--- START DATA EXTRACT ---
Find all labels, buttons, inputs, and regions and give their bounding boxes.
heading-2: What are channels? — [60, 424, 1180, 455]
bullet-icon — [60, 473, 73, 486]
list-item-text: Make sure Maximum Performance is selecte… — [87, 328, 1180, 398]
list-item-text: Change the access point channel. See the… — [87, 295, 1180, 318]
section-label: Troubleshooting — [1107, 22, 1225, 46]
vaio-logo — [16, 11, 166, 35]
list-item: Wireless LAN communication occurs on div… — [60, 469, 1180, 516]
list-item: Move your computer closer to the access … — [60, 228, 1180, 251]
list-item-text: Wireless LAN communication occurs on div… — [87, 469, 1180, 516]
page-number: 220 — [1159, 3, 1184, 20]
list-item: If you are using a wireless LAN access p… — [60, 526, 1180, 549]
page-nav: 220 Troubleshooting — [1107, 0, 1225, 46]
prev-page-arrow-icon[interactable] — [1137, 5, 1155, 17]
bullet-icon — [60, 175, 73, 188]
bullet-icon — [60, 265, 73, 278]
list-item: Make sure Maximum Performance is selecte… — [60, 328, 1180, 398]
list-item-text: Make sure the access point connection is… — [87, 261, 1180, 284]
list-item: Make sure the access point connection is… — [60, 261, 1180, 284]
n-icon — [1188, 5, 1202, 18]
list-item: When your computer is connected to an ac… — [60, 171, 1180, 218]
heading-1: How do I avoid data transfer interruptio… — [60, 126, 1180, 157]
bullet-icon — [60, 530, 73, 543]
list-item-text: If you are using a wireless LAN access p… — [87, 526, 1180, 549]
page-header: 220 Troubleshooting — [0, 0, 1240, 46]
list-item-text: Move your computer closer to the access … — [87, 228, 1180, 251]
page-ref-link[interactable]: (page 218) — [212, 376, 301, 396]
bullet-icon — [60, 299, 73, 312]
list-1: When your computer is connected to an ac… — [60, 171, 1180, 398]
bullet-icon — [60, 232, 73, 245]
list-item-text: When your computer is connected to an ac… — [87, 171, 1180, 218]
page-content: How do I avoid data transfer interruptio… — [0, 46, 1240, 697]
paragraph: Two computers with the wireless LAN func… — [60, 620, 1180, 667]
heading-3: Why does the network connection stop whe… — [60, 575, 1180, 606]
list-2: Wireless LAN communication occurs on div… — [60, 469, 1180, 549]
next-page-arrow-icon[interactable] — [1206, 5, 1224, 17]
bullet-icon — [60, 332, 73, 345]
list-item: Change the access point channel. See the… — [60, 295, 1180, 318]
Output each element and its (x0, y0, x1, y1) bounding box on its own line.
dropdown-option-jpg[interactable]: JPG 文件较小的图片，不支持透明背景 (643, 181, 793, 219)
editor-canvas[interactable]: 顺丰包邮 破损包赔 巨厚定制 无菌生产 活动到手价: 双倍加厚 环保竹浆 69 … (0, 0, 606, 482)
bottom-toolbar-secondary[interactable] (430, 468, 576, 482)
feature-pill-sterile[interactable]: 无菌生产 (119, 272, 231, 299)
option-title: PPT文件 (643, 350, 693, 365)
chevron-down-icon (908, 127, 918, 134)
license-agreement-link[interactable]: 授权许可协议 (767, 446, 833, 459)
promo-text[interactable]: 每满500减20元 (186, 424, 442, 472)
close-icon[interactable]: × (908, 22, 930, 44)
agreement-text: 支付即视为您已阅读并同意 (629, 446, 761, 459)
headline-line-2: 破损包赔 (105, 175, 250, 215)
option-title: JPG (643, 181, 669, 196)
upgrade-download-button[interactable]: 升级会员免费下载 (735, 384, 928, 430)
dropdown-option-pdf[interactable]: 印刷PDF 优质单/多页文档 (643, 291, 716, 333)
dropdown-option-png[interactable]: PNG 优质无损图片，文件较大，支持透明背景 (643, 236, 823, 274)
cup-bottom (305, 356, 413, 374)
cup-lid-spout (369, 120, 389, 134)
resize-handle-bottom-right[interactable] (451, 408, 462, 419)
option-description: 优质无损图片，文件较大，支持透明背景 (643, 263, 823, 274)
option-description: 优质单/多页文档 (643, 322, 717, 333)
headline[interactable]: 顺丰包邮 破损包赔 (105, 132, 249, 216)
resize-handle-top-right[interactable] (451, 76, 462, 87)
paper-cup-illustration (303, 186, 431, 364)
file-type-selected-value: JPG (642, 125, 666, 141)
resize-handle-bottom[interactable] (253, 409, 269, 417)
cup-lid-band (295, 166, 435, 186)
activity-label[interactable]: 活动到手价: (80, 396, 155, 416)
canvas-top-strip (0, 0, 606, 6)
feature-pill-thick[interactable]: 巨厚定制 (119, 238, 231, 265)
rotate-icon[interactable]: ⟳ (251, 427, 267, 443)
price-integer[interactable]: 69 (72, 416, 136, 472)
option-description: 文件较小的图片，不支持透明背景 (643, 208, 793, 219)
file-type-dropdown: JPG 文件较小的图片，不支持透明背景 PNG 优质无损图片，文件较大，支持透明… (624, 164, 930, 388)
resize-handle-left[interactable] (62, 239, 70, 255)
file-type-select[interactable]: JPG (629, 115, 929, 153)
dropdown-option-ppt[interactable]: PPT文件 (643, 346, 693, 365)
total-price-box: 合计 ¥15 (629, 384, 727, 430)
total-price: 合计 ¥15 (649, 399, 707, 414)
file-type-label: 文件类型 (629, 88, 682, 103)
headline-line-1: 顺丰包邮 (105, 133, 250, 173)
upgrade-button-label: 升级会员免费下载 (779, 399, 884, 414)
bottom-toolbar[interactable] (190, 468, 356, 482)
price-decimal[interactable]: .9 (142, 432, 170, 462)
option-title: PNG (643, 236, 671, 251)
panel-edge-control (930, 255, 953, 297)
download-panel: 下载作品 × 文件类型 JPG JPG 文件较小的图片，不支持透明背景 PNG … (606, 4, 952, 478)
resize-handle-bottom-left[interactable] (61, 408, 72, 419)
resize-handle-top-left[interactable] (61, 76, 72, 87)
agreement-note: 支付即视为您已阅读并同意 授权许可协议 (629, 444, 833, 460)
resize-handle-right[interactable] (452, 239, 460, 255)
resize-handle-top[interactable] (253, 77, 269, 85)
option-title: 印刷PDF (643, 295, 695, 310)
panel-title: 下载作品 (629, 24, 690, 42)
--- END DATA EXTRACT ---
### WRITTEN TASK
Update the lines starting at the beginning of the records and ending at the line containing "n-icon — [1188, 5, 1202, 18]" by changing "bullet-icon" to "bullet-marker" and leaving everything else as it is.

### FULL RESPONSE
Find all labels, buttons, inputs, and regions and give their bounding boxes.
heading-2: What are channels? — [60, 424, 1180, 455]
bullet-marker — [60, 473, 73, 486]
list-item-text: Make sure Maximum Performance is selecte… — [87, 328, 1180, 398]
list-item-text: Change the access point channel. See the… — [87, 295, 1180, 318]
section-label: Troubleshooting — [1107, 22, 1225, 46]
vaio-logo — [16, 11, 166, 35]
list-item: Wireless LAN communication occurs on div… — [60, 469, 1180, 516]
list-item: Move your computer closer to the access … — [60, 228, 1180, 251]
list-item-text: Wireless LAN communication occurs on div… — [87, 469, 1180, 516]
page-number: 220 — [1159, 3, 1184, 20]
list-item: If you are using a wireless LAN access p… — [60, 526, 1180, 549]
page-nav: 220 Troubleshooting — [1107, 0, 1225, 46]
prev-page-arrow-icon[interactable] — [1137, 5, 1155, 17]
bullet-marker — [60, 175, 73, 188]
bullet-marker — [60, 265, 73, 278]
list-item: Make sure Maximum Performance is selecte… — [60, 328, 1180, 398]
list-item-text: Make sure the access point connection is… — [87, 261, 1180, 284]
list-item: Make sure the access point connection is… — [60, 261, 1180, 284]
n-icon — [1188, 5, 1202, 18]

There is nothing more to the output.